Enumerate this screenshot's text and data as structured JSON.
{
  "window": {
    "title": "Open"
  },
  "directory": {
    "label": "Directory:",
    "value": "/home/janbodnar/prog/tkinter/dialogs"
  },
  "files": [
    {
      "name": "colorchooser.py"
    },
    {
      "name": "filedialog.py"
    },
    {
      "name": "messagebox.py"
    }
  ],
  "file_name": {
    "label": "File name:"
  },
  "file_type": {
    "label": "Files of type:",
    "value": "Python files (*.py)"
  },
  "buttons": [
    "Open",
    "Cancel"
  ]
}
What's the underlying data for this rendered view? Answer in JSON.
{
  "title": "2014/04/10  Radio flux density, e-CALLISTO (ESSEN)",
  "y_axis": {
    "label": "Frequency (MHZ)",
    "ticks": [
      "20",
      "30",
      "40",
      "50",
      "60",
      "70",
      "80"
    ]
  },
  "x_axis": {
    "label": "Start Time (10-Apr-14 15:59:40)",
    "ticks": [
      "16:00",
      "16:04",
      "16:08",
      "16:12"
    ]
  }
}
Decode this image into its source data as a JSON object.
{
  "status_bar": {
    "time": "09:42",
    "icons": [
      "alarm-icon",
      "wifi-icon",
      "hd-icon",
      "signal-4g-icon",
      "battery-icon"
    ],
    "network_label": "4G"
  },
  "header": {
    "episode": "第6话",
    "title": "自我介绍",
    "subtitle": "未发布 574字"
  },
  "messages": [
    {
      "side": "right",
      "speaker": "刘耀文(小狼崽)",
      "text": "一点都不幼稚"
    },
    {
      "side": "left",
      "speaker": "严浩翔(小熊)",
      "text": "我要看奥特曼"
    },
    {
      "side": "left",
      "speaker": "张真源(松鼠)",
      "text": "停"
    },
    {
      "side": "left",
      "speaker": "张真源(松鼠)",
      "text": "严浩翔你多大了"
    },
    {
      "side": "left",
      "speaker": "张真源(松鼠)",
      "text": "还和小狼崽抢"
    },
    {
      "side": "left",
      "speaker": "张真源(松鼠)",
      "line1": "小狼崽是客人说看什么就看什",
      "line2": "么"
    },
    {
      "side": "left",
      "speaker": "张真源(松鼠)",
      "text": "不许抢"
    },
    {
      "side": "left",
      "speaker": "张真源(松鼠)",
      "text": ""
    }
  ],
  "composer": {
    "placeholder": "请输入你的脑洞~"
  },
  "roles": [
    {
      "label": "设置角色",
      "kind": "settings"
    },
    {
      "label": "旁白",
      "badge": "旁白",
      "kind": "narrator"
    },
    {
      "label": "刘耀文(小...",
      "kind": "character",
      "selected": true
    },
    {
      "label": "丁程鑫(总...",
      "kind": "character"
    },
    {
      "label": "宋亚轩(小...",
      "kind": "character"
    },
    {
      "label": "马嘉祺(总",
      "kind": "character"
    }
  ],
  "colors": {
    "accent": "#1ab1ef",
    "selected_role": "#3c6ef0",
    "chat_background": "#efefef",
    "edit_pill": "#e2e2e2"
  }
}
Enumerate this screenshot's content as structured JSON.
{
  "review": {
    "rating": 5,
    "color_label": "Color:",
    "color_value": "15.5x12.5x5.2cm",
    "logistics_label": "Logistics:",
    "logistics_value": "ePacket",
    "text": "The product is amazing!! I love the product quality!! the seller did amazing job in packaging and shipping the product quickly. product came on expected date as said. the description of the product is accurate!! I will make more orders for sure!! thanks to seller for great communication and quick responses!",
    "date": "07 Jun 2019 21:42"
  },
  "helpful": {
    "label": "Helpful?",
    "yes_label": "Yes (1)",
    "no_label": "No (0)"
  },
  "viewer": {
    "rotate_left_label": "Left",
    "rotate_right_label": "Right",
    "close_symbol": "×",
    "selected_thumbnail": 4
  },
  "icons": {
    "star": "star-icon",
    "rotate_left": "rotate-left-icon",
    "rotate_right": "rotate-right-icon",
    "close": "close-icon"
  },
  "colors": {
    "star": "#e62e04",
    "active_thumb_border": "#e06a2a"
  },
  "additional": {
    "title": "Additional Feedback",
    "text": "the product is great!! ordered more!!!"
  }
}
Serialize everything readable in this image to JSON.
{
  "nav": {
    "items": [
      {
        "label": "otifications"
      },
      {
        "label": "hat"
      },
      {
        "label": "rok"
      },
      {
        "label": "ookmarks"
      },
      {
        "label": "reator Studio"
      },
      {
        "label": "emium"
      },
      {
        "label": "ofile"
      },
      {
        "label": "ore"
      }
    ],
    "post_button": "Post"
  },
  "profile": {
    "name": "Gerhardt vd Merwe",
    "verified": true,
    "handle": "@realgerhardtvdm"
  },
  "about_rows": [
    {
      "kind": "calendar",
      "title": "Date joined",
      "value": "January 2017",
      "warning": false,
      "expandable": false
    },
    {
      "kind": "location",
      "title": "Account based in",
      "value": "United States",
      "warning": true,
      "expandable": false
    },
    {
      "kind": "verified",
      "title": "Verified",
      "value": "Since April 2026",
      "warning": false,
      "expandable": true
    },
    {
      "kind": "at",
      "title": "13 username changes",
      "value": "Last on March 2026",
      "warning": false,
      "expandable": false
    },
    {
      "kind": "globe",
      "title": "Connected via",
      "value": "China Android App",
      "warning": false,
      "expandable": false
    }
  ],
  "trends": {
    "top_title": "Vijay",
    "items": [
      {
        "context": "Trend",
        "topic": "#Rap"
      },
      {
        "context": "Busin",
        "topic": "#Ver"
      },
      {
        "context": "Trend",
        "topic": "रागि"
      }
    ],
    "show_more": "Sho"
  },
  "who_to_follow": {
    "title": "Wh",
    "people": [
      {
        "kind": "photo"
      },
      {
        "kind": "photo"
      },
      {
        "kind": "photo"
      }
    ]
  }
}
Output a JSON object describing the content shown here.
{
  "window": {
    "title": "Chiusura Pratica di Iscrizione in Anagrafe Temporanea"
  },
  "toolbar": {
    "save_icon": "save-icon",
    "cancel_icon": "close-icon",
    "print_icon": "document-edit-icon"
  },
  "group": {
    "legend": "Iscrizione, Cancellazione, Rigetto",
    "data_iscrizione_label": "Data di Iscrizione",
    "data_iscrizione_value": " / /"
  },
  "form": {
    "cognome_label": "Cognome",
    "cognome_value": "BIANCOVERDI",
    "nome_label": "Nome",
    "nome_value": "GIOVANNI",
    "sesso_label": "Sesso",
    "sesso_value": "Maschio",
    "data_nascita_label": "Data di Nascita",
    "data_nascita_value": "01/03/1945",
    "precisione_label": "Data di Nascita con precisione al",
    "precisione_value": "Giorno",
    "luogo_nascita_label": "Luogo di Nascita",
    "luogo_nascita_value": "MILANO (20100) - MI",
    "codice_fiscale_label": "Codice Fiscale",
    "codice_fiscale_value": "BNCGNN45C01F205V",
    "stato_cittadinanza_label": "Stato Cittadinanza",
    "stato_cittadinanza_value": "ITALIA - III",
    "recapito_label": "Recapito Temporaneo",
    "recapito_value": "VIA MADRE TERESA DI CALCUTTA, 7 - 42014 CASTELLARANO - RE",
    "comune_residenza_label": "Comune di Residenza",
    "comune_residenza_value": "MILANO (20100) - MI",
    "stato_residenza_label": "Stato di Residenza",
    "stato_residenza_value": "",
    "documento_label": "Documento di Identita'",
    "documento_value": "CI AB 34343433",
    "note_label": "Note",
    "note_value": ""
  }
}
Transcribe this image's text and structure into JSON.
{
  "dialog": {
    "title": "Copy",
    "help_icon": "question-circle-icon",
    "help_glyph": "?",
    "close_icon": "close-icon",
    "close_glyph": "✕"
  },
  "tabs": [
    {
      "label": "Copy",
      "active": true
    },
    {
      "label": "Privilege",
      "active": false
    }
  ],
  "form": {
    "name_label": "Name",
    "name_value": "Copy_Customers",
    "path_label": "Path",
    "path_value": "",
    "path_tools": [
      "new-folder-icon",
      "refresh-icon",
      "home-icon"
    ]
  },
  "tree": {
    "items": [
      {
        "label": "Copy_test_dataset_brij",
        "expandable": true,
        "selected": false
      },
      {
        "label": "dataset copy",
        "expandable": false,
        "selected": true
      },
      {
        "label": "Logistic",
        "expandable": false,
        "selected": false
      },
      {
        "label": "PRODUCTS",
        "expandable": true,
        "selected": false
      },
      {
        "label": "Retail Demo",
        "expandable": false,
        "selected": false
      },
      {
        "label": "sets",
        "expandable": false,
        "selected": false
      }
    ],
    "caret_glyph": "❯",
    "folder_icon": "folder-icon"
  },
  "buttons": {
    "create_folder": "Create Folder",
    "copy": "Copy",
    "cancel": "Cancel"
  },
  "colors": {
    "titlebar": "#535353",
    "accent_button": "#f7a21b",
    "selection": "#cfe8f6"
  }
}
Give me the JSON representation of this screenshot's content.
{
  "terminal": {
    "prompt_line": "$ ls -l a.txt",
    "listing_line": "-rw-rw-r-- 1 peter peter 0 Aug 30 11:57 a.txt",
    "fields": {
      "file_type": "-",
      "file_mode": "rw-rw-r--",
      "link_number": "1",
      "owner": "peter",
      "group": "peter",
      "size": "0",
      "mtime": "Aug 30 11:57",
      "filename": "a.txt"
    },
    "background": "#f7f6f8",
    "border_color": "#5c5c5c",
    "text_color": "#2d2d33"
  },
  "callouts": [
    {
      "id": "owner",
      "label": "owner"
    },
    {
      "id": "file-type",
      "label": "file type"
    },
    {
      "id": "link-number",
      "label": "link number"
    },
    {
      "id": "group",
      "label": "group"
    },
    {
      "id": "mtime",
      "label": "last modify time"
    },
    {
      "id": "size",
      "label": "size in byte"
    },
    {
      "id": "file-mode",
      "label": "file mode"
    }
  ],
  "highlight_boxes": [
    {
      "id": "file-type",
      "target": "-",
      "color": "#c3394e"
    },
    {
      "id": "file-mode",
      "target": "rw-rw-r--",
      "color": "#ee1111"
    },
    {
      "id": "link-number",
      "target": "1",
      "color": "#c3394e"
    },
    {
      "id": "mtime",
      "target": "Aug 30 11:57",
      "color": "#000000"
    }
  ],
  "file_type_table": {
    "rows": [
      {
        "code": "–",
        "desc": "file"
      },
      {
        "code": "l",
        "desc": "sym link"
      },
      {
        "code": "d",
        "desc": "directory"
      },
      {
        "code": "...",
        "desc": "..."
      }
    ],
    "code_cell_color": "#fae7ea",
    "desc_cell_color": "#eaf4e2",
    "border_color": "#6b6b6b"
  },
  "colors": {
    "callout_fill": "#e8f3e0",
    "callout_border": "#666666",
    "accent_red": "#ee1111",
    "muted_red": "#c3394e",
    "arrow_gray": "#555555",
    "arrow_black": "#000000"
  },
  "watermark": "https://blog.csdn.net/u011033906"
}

-=-=-

Which lines hold the word "group"? Copy all of them.

  "group": {
      "group": "peter",
      "id": "group",
      "label": "group"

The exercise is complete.